# Supplied data start

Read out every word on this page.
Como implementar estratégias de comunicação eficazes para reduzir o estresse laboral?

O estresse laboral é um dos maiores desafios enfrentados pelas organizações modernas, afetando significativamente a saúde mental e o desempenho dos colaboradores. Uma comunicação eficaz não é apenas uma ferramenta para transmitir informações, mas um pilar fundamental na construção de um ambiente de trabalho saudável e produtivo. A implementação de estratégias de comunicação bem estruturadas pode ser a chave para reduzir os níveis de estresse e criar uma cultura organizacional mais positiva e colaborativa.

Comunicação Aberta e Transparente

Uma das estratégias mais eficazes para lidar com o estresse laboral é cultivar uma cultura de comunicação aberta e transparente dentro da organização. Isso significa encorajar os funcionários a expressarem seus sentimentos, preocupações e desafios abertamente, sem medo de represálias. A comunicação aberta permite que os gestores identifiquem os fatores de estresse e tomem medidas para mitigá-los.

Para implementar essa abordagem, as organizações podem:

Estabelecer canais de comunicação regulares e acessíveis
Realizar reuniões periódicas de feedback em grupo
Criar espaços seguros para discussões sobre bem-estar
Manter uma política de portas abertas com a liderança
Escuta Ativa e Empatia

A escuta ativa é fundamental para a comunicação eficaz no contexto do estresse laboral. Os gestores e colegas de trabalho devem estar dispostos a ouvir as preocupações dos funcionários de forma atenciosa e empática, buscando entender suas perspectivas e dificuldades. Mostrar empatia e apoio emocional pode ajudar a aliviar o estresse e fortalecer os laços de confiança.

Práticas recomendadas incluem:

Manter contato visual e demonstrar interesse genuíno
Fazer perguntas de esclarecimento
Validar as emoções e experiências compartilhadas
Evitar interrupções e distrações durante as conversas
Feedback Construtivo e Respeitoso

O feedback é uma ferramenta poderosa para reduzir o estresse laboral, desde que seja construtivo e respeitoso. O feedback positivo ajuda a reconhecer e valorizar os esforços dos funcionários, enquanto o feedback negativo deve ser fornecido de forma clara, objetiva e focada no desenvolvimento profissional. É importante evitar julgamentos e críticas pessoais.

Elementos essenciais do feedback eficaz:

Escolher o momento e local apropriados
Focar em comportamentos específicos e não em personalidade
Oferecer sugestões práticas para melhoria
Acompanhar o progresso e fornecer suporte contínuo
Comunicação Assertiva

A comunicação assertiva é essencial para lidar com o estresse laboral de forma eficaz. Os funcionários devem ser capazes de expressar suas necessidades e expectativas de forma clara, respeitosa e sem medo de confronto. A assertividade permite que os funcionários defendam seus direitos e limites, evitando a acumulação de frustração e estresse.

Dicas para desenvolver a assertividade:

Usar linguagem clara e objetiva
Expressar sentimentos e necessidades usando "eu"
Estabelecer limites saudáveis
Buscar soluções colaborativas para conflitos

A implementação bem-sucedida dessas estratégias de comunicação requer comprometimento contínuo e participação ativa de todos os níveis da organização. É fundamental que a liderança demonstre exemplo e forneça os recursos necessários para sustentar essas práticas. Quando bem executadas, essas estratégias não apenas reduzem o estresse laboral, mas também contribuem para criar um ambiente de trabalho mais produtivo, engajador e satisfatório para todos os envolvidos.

# Supplied data end

| Goal |
Copy each line of the data above without altering a single character.

| Written response |
Read out every word on this page.
Como implementar estratégias de comunicação eficazes para reduzir o estresse laboral?

O estresse laboral é um dos maiores desafios enfrentados pelas organizações modernas, afetando significativamente a saúde mental e o desempenho dos colaboradores. Uma comunicação eficaz não é apenas uma ferramenta para transmitir informações, mas um pilar fundamental na construção de um ambiente de trabalho saudável e produtivo. A implementação de estratégias de comunicação bem estruturadas pode ser a chave para reduzir os níveis de estresse e criar uma cultura organizacional mais positiva e colaborativa.

Comunicação Aberta e Transparente

Uma das estratégias mais eficazes para lidar com o estresse laboral é cultivar uma cultura de comunicação aberta e transparente dentro da organização. Isso significa encorajar os funcionários a expressarem seus sentimentos, preocupações e desafios abertamente, sem medo de represálias. A comunicação aberta permite que os gestores identifiquem os fatores de estresse e tomem medidas para mitigá-los.

Para implementar essa abordagem, as organizações podem:

Estabelecer canais de comunicação regulares e acessíveis
Realizar reuniões periódicas de feedback em grupo
Criar espaços seguros para discussões sobre bem-estar
Manter uma política de portas abertas com a liderança
Escuta Ativa e Empatia

A escuta ativa é fundamental para a comunicação eficaz no contexto do estresse laboral. Os gestores e colegas de trabalho devem estar dispostos a ouvir as preocupações dos funcionários de forma atenciosa e empática, buscando entender suas perspectivas e dificuldades. Mostrar empatia e apoio emocional pode ajudar a aliviar o estresse e fortalecer os laços de confiança.

Práticas recomendadas incluem:

Manter contato visual e demonstrar interesse genuíno
Fazer perguntas de esclarecimento
Validar as emoções e experiências compartilhadas
Evitar interrupções e distrações durante as conversas
Feedback Construtivo e Respeitoso

O feedback é uma ferramenta poderosa para reduzir o estresse laboral, desde que seja construtivo e respeitoso. O feedback positivo ajuda a reconhecer e valorizar os esforços dos funcionários, enquanto o feedback negativo deve ser fornecido de forma clara, objetiva e focada no desenvolvimento profissional. É importante evitar julgamentos e críticas pessoais.

Elementos essenciais do feedback eficaz:

Escolher o momento e local apropriados
Focar em comportamentos específicos e não em personalidade
Oferecer sugestões práticas para melhoria
Acompanhar o progresso e fornecer suporte contínuo
Comunicação Assertiva

A comunicação assertiva é essencial para lidar com o estresse laboral de forma eficaz. Os funcionários devem ser capazes de expressar suas necessidades e expectativas de forma clara, respeitosa e sem medo de confronto. A assertividade permite que os funcionários defendam seus direitos e limites, evitando a acumulação de frustração e estresse.

Dicas para desenvolver a assertividade:

Usar linguagem clara e objetiva
Expressar sentimentos e necessidades usando "eu"
Estabelecer limites saudáveis
Buscar soluções colaborativas para conflitos

A implementação bem-sucedida dessas estratégias de comunicação requer comprometimento contínuo e participação ativa de todos os níveis da organização. É fundamental que a liderança demonstre exemplo e forneça os recursos necessários para sustentar essas práticas. Quando bem executadas, essas estratégias não apenas reduzem o estresse laboral, mas também contribuem para criar um ambiente de trabalho mais produtivo, engajador e satisfatório para todos os envolvidos.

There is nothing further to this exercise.